Repeat each record below exactly, dropping the pictures.

=-=-=-=-=

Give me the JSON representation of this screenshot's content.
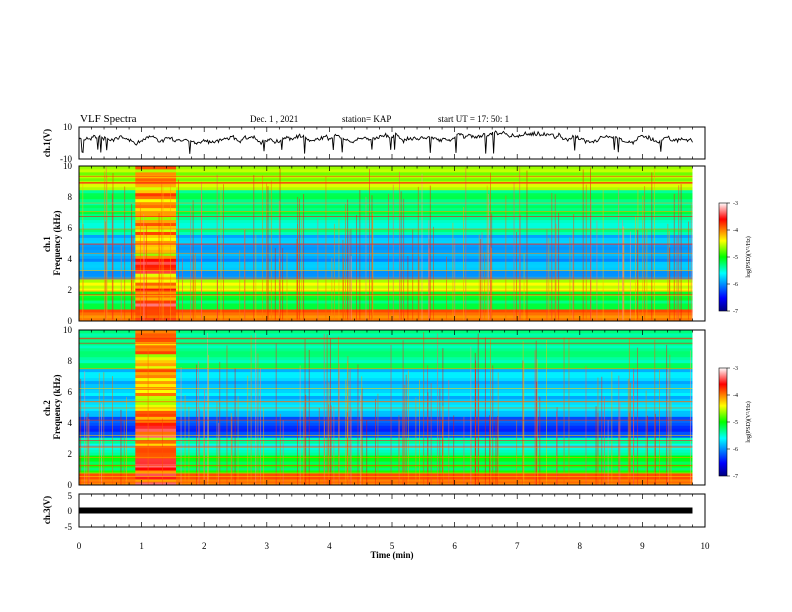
{
  "header": {
    "title": "VLF Spectra",
    "date": "Dec. 1  , 2021",
    "station": "station= KAP",
    "start": "start  UT  =   17: 50: 1"
  },
  "chart_data": [
    {
      "type": "line",
      "ylabel": "ch.1(V)",
      "ylim": [
        -10,
        10
      ],
      "ytick_labels": [
        "10",
        "-10"
      ],
      "xlim": [
        0,
        10
      ],
      "trace_range_approx": [
        -4,
        7
      ],
      "trace_end_min": 9.8
    },
    {
      "type": "heatmap",
      "ylabel": "ch.1\nFrequency (kHz)",
      "ylim": [
        0,
        10
      ],
      "ytick_labels": [
        "0",
        "2",
        "4",
        "6",
        "8",
        "10"
      ],
      "xlim": [
        0,
        10
      ],
      "data_end_min": 9.8,
      "colorbar": {
        "label": "log(PSD)(V²/Hz)",
        "range": [
          -7,
          -3
        ],
        "tick_labels": [
          "-3",
          "-4",
          "-5",
          "-6",
          "-7"
        ]
      },
      "bright_interval_min": [
        0.9,
        1.55
      ],
      "background_levels": [
        {
          "f_khz": [
            0,
            0.7
          ],
          "level": -4.0
        },
        {
          "f_khz": [
            0.7,
            2.0
          ],
          "level": -5.2
        },
        {
          "f_khz": [
            2.0,
            2.6
          ],
          "level": -4.5
        },
        {
          "f_khz": [
            2.6,
            5.5
          ],
          "level": -5.9
        },
        {
          "f_khz": [
            5.5,
            6.5
          ],
          "level": -5.4
        },
        {
          "f_khz": [
            6.5,
            8.5
          ],
          "level": -5.3
        },
        {
          "f_khz": [
            8.5,
            10
          ],
          "level": -4.6
        }
      ]
    },
    {
      "type": "heatmap",
      "ylabel": "ch.2\nFrequency (kHz)",
      "ylim": [
        0,
        10
      ],
      "ytick_labels": [
        "0",
        "2",
        "4",
        "6",
        "8",
        "10"
      ],
      "xlim": [
        0,
        10
      ],
      "data_end_min": 9.8,
      "colorbar": {
        "label": "log(PSD)(V²/Hz)",
        "range": [
          -7,
          -3
        ],
        "tick_labels": [
          "-3",
          "-4",
          "-5",
          "-6",
          "-7"
        ]
      },
      "bright_interval_min": [
        0.9,
        1.55
      ],
      "background_levels": [
        {
          "f_khz": [
            0,
            0.7
          ],
          "level": -4.0
        },
        {
          "f_khz": [
            0.7,
            2.0
          ],
          "level": -5.1
        },
        {
          "f_khz": [
            2.0,
            3.0
          ],
          "level": -5.5
        },
        {
          "f_khz": [
            3.0,
            4.5
          ],
          "level": -6.3
        },
        {
          "f_khz": [
            4.5,
            7.5
          ],
          "level": -5.8
        },
        {
          "f_khz": [
            7.5,
            10
          ],
          "level": -5.3
        }
      ]
    },
    {
      "type": "line",
      "ylabel": "ch.3(V)",
      "ylim": [
        -5,
        5
      ],
      "ytick_labels": [
        "5",
        "0",
        "-5"
      ],
      "xlim": [
        0,
        10
      ],
      "trace_value": 0,
      "trace_end_min": 9.8
    }
  ],
  "xaxis": {
    "label": "Time  (min)",
    "tick_labels": [
      "0",
      "1",
      "2",
      "3",
      "4",
      "5",
      "6",
      "7",
      "8",
      "9",
      "10"
    ]
  }
}
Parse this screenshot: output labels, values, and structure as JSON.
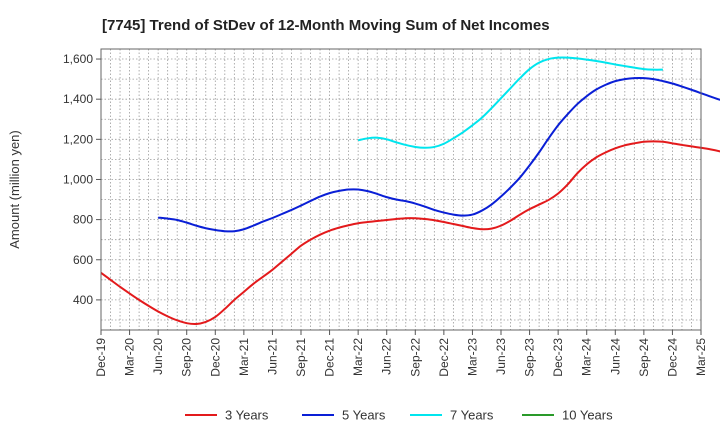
{
  "chart_data": {
    "type": "line",
    "title": "[7745]  Trend of StDev of 12-Month Moving Sum of Net Incomes",
    "xlabel": "",
    "ylabel": "Amount (million yen)",
    "ylim": [
      250,
      1650
    ],
    "yticks": [
      400,
      600,
      800,
      1000,
      1200,
      1400,
      1600
    ],
    "ytick_labels": [
      "400",
      "600",
      "800",
      "1,000",
      "1,200",
      "1,400",
      "1,600"
    ],
    "x_tick_labels": [
      "Dec-19",
      "Mar-20",
      "Jun-20",
      "Sep-20",
      "Dec-20",
      "Mar-21",
      "Jun-21",
      "Sep-21",
      "Dec-21",
      "Mar-22",
      "Jun-22",
      "Sep-22",
      "Dec-22",
      "Mar-23",
      "Jun-23",
      "Sep-23",
      "Dec-23",
      "Mar-24",
      "Jun-24",
      "Sep-24",
      "Dec-24",
      "Mar-25"
    ],
    "x_start": "Dec-19",
    "grid": true,
    "legend_position": "bottom",
    "series": [
      {
        "name": "3 Years",
        "color": "#e31a1c",
        "start_index": 0,
        "values": [
          535,
          500,
          465,
          432,
          400,
          370,
          342,
          318,
          298,
          284,
          280,
          290,
          315,
          355,
          400,
          440,
          480,
          515,
          550,
          590,
          630,
          670,
          700,
          725,
          745,
          760,
          772,
          782,
          788,
          793,
          798,
          803,
          807,
          807,
          803,
          797,
          788,
          778,
          768,
          758,
          752,
          755,
          770,
          795,
          825,
          852,
          875,
          898,
          930,
          975,
          1030,
          1075,
          1110,
          1135,
          1155,
          1170,
          1180,
          1188,
          1190,
          1188,
          1180,
          1172,
          1165,
          1158,
          1150,
          1140,
          1128,
          1112,
          1095,
          1075,
          1055
        ]
      },
      {
        "name": "5 Years",
        "color": "#0a1fd6",
        "start_index": 6,
        "values": [
          810,
          805,
          798,
          785,
          770,
          757,
          748,
          742,
          742,
          752,
          770,
          790,
          808,
          828,
          848,
          870,
          893,
          915,
          932,
          943,
          950,
          950,
          942,
          928,
          912,
          900,
          892,
          880,
          865,
          848,
          835,
          825,
          820,
          825,
          845,
          875,
          915,
          960,
          1010,
          1070,
          1135,
          1205,
          1270,
          1325,
          1375,
          1415,
          1448,
          1472,
          1490,
          1500,
          1505,
          1505,
          1500,
          1490,
          1478,
          1463,
          1447,
          1430,
          1413,
          1397,
          1383
        ]
      },
      {
        "name": "7 Years",
        "color": "#00e5ee",
        "start_index": 27,
        "values": [
          1195,
          1205,
          1208,
          1200,
          1185,
          1172,
          1162,
          1158,
          1162,
          1178,
          1205,
          1235,
          1270,
          1308,
          1355,
          1405,
          1455,
          1505,
          1550,
          1582,
          1600,
          1607,
          1607,
          1603,
          1597,
          1590,
          1582,
          1573,
          1565,
          1557,
          1550,
          1547,
          1547
        ]
      },
      {
        "name": "10 Years",
        "color": "#2a9a2a",
        "start_index": 0,
        "values": []
      }
    ]
  }
}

=-=-=-=-=

### Final answer
Give me the JSON representation of this screenshot's content.
{
  "header": {
    "title": "VLF Spectra",
    "date": "Dec. 1  , 2021",
    "station": "station= KAP",
    "start": "start  UT  =   17: 50: 1"
  },
  "chart_data": [
    {
      "type": "line",
      "ylabel": "ch.1(V)",
      "ylim": [
        -10,
        10
      ],
      "ytick_labels": [
        "10",
        "-10"
      ],
      "xlim": [
        0,
        10
      ],
      "trace_range_approx": [
        -4,
        7
      ],
      "trace_end_min": 9.8
    },
    {
      "type": "heatmap",
      "ylabel": "ch.1\nFrequency (kHz)",
      "ylim": [
        0,
        10
      ],
      "ytick_labels": [
        "0",
        "2",
        "4",
        "6",
        "8",
        "10"
      ],
      "xlim": [
        0,
        10
      ],
      "data_end_min": 9.8,
      "colorbar": {
        "label": "log(PSD)(V²/Hz)",
        "range": [
          -7,
          -3
        ],
        "tick_labels": [
          "-3",
          "-4",
          "-5",
          "-6",
          "-7"
        ]
      },
      "bright_interval_min": [
        0.9,
        1.55
      ],
      "background_levels": [
        {
          "f_khz": [
            0,
            0.7
          ],
          "level": -4.0
        },
        {
          "f_khz": [
            0.7,
            2.0
          ],
          "level": -5.2
        },
        {
          "f_khz": [
            2.0,
            2.6
          ],
          "level": -4.5
        },
        {
          "f_khz": [
            2.6,
            5.5
          ],
          "level": -5.9
        },
        {
          "f_khz": [
            5.5,
            6.5
          ],
          "level": -5.4
        },
        {
          "f_khz": [
            6.5,
            8.5
          ],
          "level": -5.3
        },
        {
          "f_khz": [
            8.5,
            10
          ],
          "level": -4.6
        }
      ]
    },
    {
      "type": "heatmap",
      "ylabel": "ch.2\nFrequency (kHz)",
      "ylim": [
        0,
        10
      ],
      "ytick_labels": [
        "0",
        "2",
        "4",
        "6",
        "8",
        "10"
      ],
      "xlim": [
        0,
        10
      ],
      "data_end_min": 9.8,
      "colorbar": {
        "label": "log(PSD)(V²/Hz)",
        "range": [
          -7,
          -3
        ],
        "tick_labels": [
          "-3",
          "-4",
          "-5",
          "-6",
          "-7"
        ]
      },
      "bright_interval_min": [
        0.9,
        1.55
      ],
      "background_levels": [
        {
          "f_khz": [
            0,
            0.7
          ],
          "level": -4.0
        },
        {
          "f_khz": [
            0.7,
            2.0
          ],
          "level": -5.1
        },
        {
          "f_khz": [
            2.0,
            3.0
          ],
          "level": -5.5
        },
        {
          "f_khz": [
            3.0,
            4.5
          ],
          "level": -6.3
        },
        {
          "f_khz": [
            4.5,
            7.5
          ],
          "level": -5.8
        },
        {
          "f_khz": [
            7.5,
            10
          ],
          "level": -5.3
        }
      ]
    },
    {
      "type": "line",
      "ylabel": "ch.3(V)",
      "ylim": [
        -5,
        5
      ],
      "ytick_labels": [
        "5",
        "0",
        "-5"
      ],
      "xlim": [
        0,
        10
      ],
      "trace_value": 0,
      "trace_end_min": 9.8
    }
  ],
  "xaxis": {
    "label": "Time  (min)",
    "tick_labels": [
      "0",
      "1",
      "2",
      "3",
      "4",
      "5",
      "6",
      "7",
      "8",
      "9",
      "10"
    ]
  }
}
Parse this screenshot: output labels, values, and structure as JSON.
{
  "chart_data": {
    "type": "line",
    "title": "[7745]  Trend of StDev of 12-Month Moving Sum of Net Incomes",
    "xlabel": "",
    "ylabel": "Amount (million yen)",
    "ylim": [
      250,
      1650
    ],
    "yticks": [
      400,
      600,
      800,
      1000,
      1200,
      1400,
      1600
    ],
    "ytick_labels": [
      "400",
      "600",
      "800",
      "1,000",
      "1,200",
      "1,400",
      "1,600"
    ],
    "x_tick_labels": [
      "Dec-19",
      "Mar-20",
      "Jun-20",
      "Sep-20",
      "Dec-20",
      "Mar-21",
      "Jun-21",
      "Sep-21",
      "Dec-21",
      "Mar-22",
      "Jun-22",
      "Sep-22",
      "Dec-22",
      "Mar-23",
      "Jun-23",
      "Sep-23",
      "Dec-23",
      "Mar-24",
      "Jun-24",
      "Sep-24",
      "Dec-24",
      "Mar-25"
    ],
    "x_start": "Dec-19",
    "grid": true,
    "legend_position": "bottom",
    "series": [
      {
        "name": "3 Years",
        "color": "#e31a1c",
        "start_index": 0,
        "values": [
          535,
          500,
          465,
          432,
          400,
          370,
          342,
          318,
          298,
          284,
          280,
          290,
          315,
          355,
          400,
          440,
          480,
          515,
          550,
          590,
          630,
          670,
          700,
          725,
          745,
          760,
          772,
          782,
          788,
          793,
          798,
          803,
          807,
          807,
          803,
          797,
          788,
          778,
          768,
          758,
          752,
          755,
          770,
          795,
          825,
          852,
          875,
          898,
          930,
          975,
          1030,
          1075,
          1110,
          1135,
          1155,
          1170,
          1180,
          1188,
          1190,
          1188,
          1180,
          1172,
          1165,
          1158,
          1150,
          1140,
          1128,
          1112,
          1095,
          1075,
          1055
        ]
      },
      {
        "name": "5 Years",
        "color": "#0a1fd6",
        "start_index": 6,
        "values": [
          810,
          805,
          798,
          785,
          770,
          757,
          748,
          742,
          742,
          752,
          770,
          790,
          808,
          828,
          848,
          870,
          893,
          915,
          932,
          943,
          950,
          950,
          942,
          928,
          912,
          900,
          892,
          880,
          865,
          848,
          835,
          825,
          820,
          825,
          845,
          875,
          915,
          960,
          1010,
          1070,
          1135,
          1205,
          1270,
          1325,
          1375,
          1415,
          1448,
          1472,
          1490,
          1500,
          1505,
          1505,
          1500,
          1490,
          1478,
          1463,
          1447,
          1430,
          1413,
          1397,
          1383
        ]
      },
      {
        "name": "7 Years",
        "color": "#00e5ee",
        "start_index": 27,
        "values": [
          1195,
          1205,
          1208,
          1200,
          1185,
          1172,
          1162,
          1158,
          1162,
          1178,
          1205,
          1235,
          1270,
          1308,
          1355,
          1405,
          1455,
          1505,
          1550,
          1582,
          1600,
          1607,
          1607,
          1603,
          1597,
          1590,
          1582,
          1573,
          1565,
          1557,
          1550,
          1547,
          1547
        ]
      },
      {
        "name": "10 Years",
        "color": "#2a9a2a",
        "start_index": 0,
        "values": []
      }
    ]
  }
}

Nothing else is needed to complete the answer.